Page text
::::::::

Susan E. Wolfe Devol's Sermons

Matthew 7:21-19

Theodore Parker Ferris was the rector of the famous Trinity Episcopal Church in Boston. He was one of the great preachers of his day, from 1942 until his death in 1972. I have probably read over 100 of his sermons. Ferris had a marvelous ability to present profound, sometimes difficult, ideas in very simple language that everybody could understand. And he was disarmingly honest. It was part of his style. He was not afraid to admit that he didn't have all the answers. That is hard for anybody to do, especially hard for a preacher to do, especially standing in a pulpit. But he would do that. He even suggested that the art of living is the ability to live with unanswered questions.

Reading Ferris’ sermons you get the impression that he knew you, he understood what you were struggling with in your own life. He helped me to see that faith is not so much a matter of the intellect, where study can leave you with no doubts, but faith is a matter of the heart, where you trust someone, and you go on in spite of the doubts.

::::::::

Layout coordinate data
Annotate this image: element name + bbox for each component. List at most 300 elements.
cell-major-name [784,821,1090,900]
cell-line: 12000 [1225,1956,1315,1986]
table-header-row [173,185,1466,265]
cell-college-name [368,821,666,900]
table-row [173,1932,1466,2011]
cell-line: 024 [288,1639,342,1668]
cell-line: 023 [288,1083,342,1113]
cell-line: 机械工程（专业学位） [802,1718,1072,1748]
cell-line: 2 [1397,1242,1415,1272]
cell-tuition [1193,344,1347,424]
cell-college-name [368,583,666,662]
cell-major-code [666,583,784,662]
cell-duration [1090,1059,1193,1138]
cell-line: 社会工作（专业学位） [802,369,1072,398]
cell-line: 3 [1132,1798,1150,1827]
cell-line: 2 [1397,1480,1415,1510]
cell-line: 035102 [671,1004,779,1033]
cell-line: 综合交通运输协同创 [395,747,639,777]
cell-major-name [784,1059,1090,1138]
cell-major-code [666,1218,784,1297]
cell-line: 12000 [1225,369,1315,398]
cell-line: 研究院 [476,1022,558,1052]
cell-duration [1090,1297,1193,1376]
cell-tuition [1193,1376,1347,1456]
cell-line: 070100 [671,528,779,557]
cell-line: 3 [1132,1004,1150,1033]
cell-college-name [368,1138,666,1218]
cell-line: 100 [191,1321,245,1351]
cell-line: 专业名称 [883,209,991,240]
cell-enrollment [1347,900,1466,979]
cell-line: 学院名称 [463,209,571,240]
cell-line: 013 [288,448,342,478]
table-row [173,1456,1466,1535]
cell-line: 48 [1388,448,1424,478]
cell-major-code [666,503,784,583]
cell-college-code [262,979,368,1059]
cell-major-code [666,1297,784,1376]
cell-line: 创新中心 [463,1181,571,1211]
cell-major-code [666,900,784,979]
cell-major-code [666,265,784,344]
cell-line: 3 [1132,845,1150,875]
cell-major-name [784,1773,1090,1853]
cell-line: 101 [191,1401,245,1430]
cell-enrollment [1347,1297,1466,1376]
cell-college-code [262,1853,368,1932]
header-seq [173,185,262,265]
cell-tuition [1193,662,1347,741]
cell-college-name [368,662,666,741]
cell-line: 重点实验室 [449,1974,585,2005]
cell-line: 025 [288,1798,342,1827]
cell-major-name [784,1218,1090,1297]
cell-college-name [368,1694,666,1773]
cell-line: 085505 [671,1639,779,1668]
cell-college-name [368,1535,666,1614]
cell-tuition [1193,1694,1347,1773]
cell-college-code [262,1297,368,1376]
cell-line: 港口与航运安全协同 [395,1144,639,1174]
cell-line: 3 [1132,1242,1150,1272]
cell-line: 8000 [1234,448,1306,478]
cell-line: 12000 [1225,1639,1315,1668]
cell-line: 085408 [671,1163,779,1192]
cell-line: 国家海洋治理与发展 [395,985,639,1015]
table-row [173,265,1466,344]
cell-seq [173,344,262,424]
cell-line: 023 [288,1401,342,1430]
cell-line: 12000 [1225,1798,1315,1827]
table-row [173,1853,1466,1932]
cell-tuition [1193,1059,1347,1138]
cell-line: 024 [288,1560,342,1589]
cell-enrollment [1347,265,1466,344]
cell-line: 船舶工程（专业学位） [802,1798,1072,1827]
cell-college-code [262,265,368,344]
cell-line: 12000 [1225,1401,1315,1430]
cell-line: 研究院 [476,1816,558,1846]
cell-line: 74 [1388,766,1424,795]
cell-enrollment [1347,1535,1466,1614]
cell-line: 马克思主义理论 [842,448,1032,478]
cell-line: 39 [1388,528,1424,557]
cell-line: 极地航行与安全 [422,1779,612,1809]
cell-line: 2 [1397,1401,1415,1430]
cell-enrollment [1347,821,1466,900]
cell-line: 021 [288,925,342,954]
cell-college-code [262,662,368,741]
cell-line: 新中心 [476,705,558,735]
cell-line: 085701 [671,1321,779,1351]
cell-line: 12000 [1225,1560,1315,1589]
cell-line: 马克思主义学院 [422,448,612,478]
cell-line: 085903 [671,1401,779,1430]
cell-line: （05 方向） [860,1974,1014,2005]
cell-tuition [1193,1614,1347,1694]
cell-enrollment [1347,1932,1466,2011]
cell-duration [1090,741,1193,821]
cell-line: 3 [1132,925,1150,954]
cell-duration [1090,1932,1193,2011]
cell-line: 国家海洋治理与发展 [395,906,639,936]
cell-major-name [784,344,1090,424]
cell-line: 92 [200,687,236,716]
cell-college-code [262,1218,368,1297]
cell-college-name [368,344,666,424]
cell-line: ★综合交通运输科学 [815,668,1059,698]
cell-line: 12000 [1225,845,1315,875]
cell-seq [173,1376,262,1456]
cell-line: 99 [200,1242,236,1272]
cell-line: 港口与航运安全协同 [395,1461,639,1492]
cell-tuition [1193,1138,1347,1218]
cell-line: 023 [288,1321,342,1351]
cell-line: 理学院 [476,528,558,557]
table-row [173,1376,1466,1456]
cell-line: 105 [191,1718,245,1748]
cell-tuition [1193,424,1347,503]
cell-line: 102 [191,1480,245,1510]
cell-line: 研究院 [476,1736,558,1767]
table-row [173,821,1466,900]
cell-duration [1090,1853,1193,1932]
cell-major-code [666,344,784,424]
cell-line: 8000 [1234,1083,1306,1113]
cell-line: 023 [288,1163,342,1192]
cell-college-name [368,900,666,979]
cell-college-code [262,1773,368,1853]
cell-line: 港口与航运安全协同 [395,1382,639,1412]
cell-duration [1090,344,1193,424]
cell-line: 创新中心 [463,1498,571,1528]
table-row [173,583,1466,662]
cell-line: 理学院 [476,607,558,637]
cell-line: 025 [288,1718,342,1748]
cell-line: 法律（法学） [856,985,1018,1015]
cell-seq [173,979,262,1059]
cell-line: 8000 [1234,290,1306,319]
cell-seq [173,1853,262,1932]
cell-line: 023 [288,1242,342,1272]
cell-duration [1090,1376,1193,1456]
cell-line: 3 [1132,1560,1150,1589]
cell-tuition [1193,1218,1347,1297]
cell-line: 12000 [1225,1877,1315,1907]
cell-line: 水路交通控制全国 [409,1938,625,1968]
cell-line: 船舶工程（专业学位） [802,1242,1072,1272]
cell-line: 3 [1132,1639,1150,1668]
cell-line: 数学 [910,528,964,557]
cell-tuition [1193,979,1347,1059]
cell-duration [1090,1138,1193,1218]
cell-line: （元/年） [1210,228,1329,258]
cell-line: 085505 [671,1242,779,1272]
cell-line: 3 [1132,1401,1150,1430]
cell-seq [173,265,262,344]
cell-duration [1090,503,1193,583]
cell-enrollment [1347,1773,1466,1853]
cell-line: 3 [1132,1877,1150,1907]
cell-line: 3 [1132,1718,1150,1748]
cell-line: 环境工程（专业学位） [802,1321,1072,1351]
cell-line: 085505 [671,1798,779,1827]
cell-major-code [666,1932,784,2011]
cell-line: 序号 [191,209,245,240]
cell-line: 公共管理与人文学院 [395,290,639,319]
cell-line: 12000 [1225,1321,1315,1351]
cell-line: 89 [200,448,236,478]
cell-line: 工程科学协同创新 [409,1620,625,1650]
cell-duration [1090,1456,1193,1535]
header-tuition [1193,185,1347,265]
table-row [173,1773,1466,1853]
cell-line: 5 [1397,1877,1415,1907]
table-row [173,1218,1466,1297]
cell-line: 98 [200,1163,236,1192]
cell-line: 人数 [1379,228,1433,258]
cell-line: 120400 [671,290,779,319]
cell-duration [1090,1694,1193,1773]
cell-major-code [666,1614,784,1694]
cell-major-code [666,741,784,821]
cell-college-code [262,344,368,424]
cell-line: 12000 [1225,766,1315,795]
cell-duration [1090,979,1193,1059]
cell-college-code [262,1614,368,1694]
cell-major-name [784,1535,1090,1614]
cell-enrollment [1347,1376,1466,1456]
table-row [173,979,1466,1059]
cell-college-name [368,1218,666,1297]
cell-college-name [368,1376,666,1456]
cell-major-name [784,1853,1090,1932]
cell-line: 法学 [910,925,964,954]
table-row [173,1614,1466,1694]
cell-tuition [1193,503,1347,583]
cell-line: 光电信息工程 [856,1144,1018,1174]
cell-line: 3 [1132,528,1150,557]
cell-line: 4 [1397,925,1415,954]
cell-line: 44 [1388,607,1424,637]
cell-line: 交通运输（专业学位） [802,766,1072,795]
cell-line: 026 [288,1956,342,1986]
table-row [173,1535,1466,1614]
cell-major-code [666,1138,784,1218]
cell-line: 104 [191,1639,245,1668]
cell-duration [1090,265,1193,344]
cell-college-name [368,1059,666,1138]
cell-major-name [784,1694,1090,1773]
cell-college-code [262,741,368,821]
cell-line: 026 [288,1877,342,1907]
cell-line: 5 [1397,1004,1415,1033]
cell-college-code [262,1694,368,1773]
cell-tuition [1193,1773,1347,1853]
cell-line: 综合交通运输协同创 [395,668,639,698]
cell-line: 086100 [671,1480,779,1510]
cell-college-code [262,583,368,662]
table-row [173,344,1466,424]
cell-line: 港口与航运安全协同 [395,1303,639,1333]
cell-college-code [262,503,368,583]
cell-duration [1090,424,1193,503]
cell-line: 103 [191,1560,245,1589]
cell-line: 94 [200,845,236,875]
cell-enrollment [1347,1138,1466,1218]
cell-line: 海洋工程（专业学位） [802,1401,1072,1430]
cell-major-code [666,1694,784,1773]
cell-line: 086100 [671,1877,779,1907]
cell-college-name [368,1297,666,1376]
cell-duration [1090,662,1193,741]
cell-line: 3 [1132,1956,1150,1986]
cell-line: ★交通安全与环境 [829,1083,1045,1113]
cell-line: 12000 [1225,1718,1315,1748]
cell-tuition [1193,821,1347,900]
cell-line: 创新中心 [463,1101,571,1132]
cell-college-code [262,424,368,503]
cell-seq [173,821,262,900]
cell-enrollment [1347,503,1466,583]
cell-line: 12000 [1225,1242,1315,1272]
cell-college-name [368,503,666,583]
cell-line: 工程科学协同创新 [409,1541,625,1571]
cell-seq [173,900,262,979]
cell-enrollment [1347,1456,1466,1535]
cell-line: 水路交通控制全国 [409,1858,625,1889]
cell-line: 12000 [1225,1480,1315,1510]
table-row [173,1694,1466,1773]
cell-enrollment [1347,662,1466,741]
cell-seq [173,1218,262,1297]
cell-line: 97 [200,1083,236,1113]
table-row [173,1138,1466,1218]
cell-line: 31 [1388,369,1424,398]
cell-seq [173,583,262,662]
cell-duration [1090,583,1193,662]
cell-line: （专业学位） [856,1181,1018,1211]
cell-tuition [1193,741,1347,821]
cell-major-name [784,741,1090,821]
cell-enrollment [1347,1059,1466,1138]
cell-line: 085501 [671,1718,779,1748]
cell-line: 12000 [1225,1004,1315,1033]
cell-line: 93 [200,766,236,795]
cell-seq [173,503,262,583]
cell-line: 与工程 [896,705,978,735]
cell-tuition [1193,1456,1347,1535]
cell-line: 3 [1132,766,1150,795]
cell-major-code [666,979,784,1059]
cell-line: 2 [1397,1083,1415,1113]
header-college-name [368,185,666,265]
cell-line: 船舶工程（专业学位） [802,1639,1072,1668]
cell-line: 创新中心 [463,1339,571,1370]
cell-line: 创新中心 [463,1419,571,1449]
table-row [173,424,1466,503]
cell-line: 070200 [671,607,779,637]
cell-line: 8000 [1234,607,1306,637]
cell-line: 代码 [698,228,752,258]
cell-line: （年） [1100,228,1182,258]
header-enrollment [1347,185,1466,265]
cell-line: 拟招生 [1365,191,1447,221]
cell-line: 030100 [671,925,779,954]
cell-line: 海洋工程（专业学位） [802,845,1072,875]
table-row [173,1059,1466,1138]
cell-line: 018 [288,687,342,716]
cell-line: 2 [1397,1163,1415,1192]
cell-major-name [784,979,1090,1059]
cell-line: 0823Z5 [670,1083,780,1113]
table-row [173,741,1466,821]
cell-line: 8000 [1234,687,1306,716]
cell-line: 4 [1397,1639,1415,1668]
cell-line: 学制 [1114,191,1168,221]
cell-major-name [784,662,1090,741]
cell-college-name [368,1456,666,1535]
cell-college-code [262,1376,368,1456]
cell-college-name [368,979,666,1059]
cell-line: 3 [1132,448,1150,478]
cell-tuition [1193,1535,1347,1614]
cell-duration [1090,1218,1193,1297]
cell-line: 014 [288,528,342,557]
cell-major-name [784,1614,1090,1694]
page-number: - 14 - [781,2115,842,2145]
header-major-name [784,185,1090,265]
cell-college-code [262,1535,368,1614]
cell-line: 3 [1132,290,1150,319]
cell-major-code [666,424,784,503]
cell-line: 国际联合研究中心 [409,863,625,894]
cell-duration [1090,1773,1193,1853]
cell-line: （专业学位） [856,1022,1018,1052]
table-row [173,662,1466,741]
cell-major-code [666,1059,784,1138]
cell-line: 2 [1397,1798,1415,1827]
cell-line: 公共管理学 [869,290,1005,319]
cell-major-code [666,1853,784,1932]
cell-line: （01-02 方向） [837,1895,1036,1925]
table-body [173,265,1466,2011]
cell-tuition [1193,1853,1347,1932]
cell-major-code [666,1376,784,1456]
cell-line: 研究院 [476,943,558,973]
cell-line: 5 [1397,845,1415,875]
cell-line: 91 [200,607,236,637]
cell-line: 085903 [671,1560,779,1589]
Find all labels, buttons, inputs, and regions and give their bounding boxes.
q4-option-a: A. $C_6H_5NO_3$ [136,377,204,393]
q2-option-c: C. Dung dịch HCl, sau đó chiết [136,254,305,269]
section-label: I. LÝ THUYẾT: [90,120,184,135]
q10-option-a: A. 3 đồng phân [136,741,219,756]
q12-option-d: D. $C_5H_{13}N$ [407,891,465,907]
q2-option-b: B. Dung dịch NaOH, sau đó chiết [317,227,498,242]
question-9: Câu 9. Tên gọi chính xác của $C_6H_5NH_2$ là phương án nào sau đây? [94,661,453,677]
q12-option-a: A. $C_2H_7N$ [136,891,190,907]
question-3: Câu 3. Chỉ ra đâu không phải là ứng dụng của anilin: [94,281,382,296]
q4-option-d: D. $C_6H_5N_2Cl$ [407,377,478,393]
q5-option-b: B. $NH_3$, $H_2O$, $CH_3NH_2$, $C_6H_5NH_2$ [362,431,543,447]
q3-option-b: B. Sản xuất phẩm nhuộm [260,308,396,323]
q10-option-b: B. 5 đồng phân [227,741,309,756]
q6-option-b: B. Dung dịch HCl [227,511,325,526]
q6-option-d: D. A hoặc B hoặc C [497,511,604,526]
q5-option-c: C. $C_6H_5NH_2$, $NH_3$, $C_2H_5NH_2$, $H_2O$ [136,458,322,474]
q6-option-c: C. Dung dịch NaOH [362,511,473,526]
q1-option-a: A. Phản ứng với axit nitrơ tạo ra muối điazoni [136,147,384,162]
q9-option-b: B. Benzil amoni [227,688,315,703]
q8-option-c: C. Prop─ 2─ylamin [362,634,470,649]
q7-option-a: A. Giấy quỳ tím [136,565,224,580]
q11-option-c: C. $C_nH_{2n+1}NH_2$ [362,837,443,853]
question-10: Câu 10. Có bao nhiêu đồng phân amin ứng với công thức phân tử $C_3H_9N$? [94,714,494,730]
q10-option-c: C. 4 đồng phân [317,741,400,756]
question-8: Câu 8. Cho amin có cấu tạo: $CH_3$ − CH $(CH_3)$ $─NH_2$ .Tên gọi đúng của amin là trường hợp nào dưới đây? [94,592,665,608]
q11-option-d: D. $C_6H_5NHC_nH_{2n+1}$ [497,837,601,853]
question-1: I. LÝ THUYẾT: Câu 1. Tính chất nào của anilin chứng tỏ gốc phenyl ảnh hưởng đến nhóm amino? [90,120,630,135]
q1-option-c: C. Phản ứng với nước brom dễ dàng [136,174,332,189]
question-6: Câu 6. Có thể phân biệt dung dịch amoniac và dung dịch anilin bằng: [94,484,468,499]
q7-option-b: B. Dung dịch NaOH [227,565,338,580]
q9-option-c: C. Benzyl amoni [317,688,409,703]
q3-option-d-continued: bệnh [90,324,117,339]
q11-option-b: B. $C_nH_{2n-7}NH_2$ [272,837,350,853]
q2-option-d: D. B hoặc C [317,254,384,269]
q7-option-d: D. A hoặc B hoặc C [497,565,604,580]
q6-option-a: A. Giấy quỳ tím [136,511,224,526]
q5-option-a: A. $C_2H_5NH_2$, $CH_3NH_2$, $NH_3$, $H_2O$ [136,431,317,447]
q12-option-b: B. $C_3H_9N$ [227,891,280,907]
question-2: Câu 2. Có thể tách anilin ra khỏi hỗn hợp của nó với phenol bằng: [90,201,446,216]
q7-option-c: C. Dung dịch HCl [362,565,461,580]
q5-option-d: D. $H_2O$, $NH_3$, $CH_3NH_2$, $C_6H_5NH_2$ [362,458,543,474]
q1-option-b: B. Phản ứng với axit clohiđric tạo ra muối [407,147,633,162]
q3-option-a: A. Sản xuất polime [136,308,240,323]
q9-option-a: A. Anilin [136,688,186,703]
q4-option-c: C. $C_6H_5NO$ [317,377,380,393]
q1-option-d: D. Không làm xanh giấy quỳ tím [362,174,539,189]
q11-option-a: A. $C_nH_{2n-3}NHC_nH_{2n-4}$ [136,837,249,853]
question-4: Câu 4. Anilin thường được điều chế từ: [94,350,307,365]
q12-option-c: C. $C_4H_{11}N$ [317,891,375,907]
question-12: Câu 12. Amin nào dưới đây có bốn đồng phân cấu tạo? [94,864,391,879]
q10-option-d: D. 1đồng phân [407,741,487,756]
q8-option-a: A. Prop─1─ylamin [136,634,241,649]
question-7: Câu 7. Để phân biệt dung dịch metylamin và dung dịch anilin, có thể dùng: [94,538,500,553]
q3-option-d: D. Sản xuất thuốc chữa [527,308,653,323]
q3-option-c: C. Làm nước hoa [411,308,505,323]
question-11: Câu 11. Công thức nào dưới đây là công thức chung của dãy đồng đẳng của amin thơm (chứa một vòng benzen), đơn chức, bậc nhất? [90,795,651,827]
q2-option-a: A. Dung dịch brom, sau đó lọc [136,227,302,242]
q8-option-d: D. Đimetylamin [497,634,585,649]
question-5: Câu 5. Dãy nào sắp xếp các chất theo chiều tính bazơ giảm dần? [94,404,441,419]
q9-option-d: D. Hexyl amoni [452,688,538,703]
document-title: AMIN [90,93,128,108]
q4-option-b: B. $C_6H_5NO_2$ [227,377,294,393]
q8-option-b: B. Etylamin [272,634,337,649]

::::::::

Given problem
Echo word for word the part of the sermon text starting at "Susan E. Wolfe" and ending at "with unanswered questions.". Nothing in the layout coordinate data has any bearing on this.

Written solution
Susan E. Wolfe Devol's Sermons

Matthew 7:21-19

Theodore Parker Ferris was the rector of the famous Trinity Episcopal Church in Boston. He was one of the great preachers of his day, from 1942 until his death in 1972. I have probably read over 100 of his sermons. Ferris had a marvelous ability to present profound, sometimes difficult, ideas in very simple language that everybody could understand. And he was disarmingly honest. It was part of his style. He was not afraid to admit that he didn't have all the answers. That is hard for anybody to do, especially hard for a preacher to do, especially standing in a pulpit. But he would do that. He even suggested that the art of living is the ability to live with unanswered questions.